-- WHAT IS EXPECTED --
The records that follow should be retyped word for word.

-- ITEMS --
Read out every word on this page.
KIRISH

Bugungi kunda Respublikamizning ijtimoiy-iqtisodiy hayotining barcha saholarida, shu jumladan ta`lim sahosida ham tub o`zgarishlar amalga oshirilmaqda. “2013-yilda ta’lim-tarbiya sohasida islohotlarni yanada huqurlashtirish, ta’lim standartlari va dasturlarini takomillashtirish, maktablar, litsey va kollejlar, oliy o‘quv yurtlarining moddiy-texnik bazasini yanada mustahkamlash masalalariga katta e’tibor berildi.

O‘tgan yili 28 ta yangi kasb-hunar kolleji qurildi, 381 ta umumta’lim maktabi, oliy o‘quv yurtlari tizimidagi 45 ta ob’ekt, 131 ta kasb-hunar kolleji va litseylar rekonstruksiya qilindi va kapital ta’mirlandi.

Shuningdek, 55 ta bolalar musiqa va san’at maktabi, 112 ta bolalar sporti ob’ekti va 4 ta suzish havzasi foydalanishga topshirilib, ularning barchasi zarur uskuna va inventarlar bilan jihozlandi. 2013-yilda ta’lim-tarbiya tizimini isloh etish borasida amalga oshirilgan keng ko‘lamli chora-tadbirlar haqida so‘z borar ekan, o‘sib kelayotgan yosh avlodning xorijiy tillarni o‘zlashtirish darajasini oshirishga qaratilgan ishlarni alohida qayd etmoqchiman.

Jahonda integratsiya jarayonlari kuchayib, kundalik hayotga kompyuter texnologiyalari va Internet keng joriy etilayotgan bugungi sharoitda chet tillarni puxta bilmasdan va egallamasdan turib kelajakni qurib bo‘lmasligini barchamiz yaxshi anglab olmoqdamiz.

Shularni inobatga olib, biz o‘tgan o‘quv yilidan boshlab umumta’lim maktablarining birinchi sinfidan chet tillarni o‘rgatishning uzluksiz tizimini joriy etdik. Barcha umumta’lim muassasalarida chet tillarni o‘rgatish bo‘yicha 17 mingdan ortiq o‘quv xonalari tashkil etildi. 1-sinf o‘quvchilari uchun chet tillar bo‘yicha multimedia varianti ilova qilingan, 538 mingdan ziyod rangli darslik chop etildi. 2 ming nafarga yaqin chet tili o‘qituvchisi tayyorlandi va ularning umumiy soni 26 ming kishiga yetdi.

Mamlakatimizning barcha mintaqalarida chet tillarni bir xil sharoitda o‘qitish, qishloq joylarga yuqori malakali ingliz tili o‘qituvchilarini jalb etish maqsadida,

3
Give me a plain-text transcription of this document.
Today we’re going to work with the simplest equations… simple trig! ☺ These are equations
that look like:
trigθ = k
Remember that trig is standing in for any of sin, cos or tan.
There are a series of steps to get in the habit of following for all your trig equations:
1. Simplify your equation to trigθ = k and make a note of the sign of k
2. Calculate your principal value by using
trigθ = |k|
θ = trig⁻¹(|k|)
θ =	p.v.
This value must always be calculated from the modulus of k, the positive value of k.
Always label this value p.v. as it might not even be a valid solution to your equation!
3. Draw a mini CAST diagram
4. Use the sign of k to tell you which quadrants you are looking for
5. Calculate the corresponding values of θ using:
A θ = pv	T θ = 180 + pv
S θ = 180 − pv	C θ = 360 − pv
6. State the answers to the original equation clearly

-- TASK ANSWER --
Read out every word on this page.
KIRISH

Bugungi kunda Respublikamizning ijtimoiy-iqtisodiy hayotining barcha saholarida, shu jumladan ta`lim sahosida ham tub o`zgarishlar amalga oshirilmaqda. “2013-yilda ta’lim-tarbiya sohasida islohotlarni yanada huqurlashtirish, ta’lim standartlari va dasturlarini takomillashtirish, maktablar, litsey va kollejlar, oliy o‘quv yurtlarining moddiy-texnik bazasini yanada mustahkamlash masalalariga katta e’tibor berildi.

O‘tgan yili 28 ta yangi kasb-hunar kolleji qurildi, 381 ta umumta’lim maktabi, oliy o‘quv yurtlari tizimidagi 45 ta ob’ekt, 131 ta kasb-hunar kolleji va litseylar rekonstruksiya qilindi va kapital ta’mirlandi.

Shuningdek, 55 ta bolalar musiqa va san’at maktabi, 112 ta bolalar sporti ob’ekti va 4 ta suzish havzasi foydalanishga topshirilib, ularning barchasi zarur uskuna va inventarlar bilan jihozlandi. 2013-yilda ta’lim-tarbiya tizimini isloh etish borasida amalga oshirilgan keng ko‘lamli chora-tadbirlar haqida so‘z borar ekan, o‘sib kelayotgan yosh avlodning xorijiy tillarni o‘zlashtirish darajasini oshirishga qaratilgan ishlarni alohida qayd etmoqchiman.

Jahonda integratsiya jarayonlari kuchayib, kundalik hayotga kompyuter texnologiyalari va Internet keng joriy etilayotgan bugungi sharoitda chet tillarni puxta bilmasdan va egallamasdan turib kelajakni qurib bo‘lmasligini barchamiz yaxshi anglab olmoqdamiz.

Shularni inobatga olib, biz o‘tgan o‘quv yilidan boshlab umumta’lim maktablarining birinchi sinfidan chet tillarni o‘rgatishning uzluksiz tizimini joriy etdik. Barcha umumta’lim muassasalarida chet tillarni o‘rgatish bo‘yicha 17 mingdan ortiq o‘quv xonalari tashkil etildi. 1-sinf o‘quvchilari uchun chet tillar bo‘yicha multimedia varianti ilova qilingan, 538 mingdan ziyod rangli darslik chop etildi. 2 ming nafarga yaqin chet tili o‘qituvchisi tayyorlandi va ularning umumiy soni 26 ming kishiga yetdi.

Mamlakatimizning barcha mintaqalarida chet tillarni bir xil sharoitda o‘qitish, qishloq joylarga yuqori malakali ingliz tili o‘qituvchilarini jalb etish maqsadida,

3
Give me a plain-text transcription of this document.
Today we’re going to work with the simplest equations… simple trig! ☺ These are equations
that look like:
trigθ = k
Remember that trig is standing in for any of sin, cos or tan.
There are a series of steps to get in the habit of following for all your trig equations:
1. Simplify your equation to trigθ = k and make a note of the sign of k
2. Calculate your principal value by using
trigθ = |k|
θ = trig⁻¹(|k|)
θ =	p.v.
This value must always be calculated from the modulus of k, the positive value of k.
Always label this value p.v. as it might not even be a valid solution to your equation!
3. Draw a mini CAST diagram
4. Use the sign of k to tell you which quadrants you are looking for
5. Calculate the corresponding values of θ using:
A θ = pv	T θ = 180 + pv
S θ = 180 − pv	C θ = 360 − pv
6. State the answers to the original equation clearly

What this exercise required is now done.